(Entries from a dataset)
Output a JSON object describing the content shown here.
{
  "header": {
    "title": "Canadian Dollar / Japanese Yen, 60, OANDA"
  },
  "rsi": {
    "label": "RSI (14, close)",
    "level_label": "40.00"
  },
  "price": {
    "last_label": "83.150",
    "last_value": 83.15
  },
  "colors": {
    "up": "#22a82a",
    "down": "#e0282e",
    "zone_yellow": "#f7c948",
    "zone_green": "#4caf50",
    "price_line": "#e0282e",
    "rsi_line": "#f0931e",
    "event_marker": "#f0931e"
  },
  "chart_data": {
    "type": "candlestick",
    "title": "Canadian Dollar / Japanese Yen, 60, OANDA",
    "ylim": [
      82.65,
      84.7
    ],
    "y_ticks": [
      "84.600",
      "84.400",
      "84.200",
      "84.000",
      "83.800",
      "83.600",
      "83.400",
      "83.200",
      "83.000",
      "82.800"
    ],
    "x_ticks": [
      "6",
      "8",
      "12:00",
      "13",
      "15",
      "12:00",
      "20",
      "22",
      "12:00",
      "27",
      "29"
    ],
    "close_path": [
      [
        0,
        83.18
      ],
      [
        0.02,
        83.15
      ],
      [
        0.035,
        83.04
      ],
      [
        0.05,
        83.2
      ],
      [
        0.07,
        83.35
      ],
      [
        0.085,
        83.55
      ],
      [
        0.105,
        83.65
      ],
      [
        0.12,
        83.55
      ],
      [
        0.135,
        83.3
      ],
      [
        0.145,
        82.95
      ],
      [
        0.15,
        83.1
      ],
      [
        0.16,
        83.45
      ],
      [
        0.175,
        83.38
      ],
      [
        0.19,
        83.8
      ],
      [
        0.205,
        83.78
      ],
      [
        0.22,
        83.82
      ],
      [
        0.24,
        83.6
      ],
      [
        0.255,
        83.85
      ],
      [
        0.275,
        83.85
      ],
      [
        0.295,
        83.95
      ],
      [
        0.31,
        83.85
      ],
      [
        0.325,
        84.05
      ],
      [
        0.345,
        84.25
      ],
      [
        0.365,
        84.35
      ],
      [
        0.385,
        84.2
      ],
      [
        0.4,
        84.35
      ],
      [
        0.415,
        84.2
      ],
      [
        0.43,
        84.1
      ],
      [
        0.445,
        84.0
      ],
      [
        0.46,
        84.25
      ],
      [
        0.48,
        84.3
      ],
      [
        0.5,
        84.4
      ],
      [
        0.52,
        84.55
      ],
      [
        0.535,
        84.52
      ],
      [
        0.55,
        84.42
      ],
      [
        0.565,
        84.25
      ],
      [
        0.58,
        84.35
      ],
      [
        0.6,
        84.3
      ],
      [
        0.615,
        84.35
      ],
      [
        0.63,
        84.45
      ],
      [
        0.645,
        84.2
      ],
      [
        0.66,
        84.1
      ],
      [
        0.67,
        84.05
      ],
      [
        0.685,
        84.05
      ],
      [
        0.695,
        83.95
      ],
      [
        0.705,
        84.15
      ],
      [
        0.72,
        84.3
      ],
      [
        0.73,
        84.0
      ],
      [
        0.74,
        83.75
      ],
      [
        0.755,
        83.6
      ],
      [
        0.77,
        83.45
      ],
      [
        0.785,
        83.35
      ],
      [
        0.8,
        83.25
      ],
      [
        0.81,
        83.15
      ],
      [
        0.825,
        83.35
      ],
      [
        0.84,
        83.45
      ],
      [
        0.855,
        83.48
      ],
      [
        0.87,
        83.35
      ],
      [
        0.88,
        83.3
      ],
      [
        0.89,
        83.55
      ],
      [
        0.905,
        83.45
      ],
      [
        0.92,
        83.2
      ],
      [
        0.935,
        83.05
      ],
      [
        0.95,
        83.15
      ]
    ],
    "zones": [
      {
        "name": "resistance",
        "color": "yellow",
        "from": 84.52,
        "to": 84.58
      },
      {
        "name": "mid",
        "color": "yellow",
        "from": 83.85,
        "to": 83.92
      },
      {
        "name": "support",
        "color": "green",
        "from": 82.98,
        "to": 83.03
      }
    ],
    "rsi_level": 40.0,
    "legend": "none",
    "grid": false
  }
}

**Task to complete:**
Take the entries and copy them out exactly.

**Completed exercise:**
Output a JSON object describing the content shown here.
{
  "header": {
    "title": "Canadian Dollar / Japanese Yen, 60, OANDA"
  },
  "rsi": {
    "label": "RSI (14, close)",
    "level_label": "40.00"
  },
  "price": {
    "last_label": "83.150",
    "last_value": 83.15
  },
  "colors": {
    "up": "#22a82a",
    "down": "#e0282e",
    "zone_yellow": "#f7c948",
    "zone_green": "#4caf50",
    "price_line": "#e0282e",
    "rsi_line": "#f0931e",
    "event_marker": "#f0931e"
  },
  "chart_data": {
    "type": "candlestick",
    "title": "Canadian Dollar / Japanese Yen, 60, OANDA",
    "ylim": [
      82.65,
      84.7
    ],
    "y_ticks": [
      "84.600",
      "84.400",
      "84.200",
      "84.000",
      "83.800",
      "83.600",
      "83.400",
      "83.200",
      "83.000",
      "82.800"
    ],
    "x_ticks": [
      "6",
      "8",
      "12:00",
      "13",
      "15",
      "12:00",
      "20",
      "22",
      "12:00",
      "27",
      "29"
    ],
    "close_path": [
      [
        0,
        83.18
      ],
      [
        0.02,
        83.15
      ],
      [
        0.035,
        83.04
      ],
      [
        0.05,
        83.2
      ],
      [
        0.07,
        83.35
      ],
      [
        0.085,
        83.55
      ],
      [
        0.105,
        83.65
      ],
      [
        0.12,
        83.55
      ],
      [
        0.135,
        83.3
      ],
      [
        0.145,
        82.95
      ],
      [
        0.15,
        83.1
      ],
      [
        0.16,
        83.45
      ],
      [
        0.175,
        83.38
      ],
      [
        0.19,
        83.8
      ],
      [
        0.205,
        83.78
      ],
      [
        0.22,
        83.82
      ],
      [
        0.24,
        83.6
      ],
      [
        0.255,
        83.85
      ],
      [
        0.275,
        83.85
      ],
      [
        0.295,
        83.95
      ],
      [
        0.31,
        83.85
      ],
      [
        0.325,
        84.05
      ],
      [
        0.345,
        84.25
      ],
      [
        0.365,
        84.35
      ],
      [
        0.385,
        84.2
      ],
      [
        0.4,
        84.35
      ],
      [
        0.415,
        84.2
      ],
      [
        0.43,
        84.1
      ],
      [
        0.445,
        84.0
      ],
      [
        0.46,
        84.25
      ],
      [
        0.48,
        84.3
      ],
      [
        0.5,
        84.4
      ],
      [
        0.52,
        84.55
      ],
      [
        0.535,
        84.52
      ],
      [
        0.55,
        84.42
      ],
      [
        0.565,
        84.25
      ],
      [
        0.58,
        84.35
      ],
      [
        0.6,
        84.3
      ],
      [
        0.615,
        84.35
      ],
      [
        0.63,
        84.45
      ],
      [
        0.645,
        84.2
      ],
      [
        0.66,
        84.1
      ],
      [
        0.67,
        84.05
      ],
      [
        0.685,
        84.05
      ],
      [
        0.695,
        83.95
      ],
      [
        0.705,
        84.15
      ],
      [
        0.72,
        84.3
      ],
      [
        0.73,
        84.0
      ],
      [
        0.74,
        83.75
      ],
      [
        0.755,
        83.6
      ],
      [
        0.77,
        83.45
      ],
      [
        0.785,
        83.35
      ],
      [
        0.8,
        83.25
      ],
      [
        0.81,
        83.15
      ],
      [
        0.825,
        83.35
      ],
      [
        0.84,
        83.45
      ],
      [
        0.855,
        83.48
      ],
      [
        0.87,
        83.35
      ],
      [
        0.88,
        83.3
      ],
      [
        0.89,
        83.55
      ],
      [
        0.905,
        83.45
      ],
      [
        0.92,
        83.2
      ],
      [
        0.935,
        83.05
      ],
      [
        0.95,
        83.15
      ]
    ],
    "zones": [
      {
        "name": "resistance",
        "color": "yellow",
        "from": 84.52,
        "to": 84.58
      },
      {
        "name": "mid",
        "color": "yellow",
        "from": 83.85,
        "to": 83.92
      },
      {
        "name": "support",
        "color": "green",
        "from": 82.98,
        "to": 83.03
      }
    ],
    "rsi_level": 40.0,
    "legend": "none",
    "grid": false
  }
}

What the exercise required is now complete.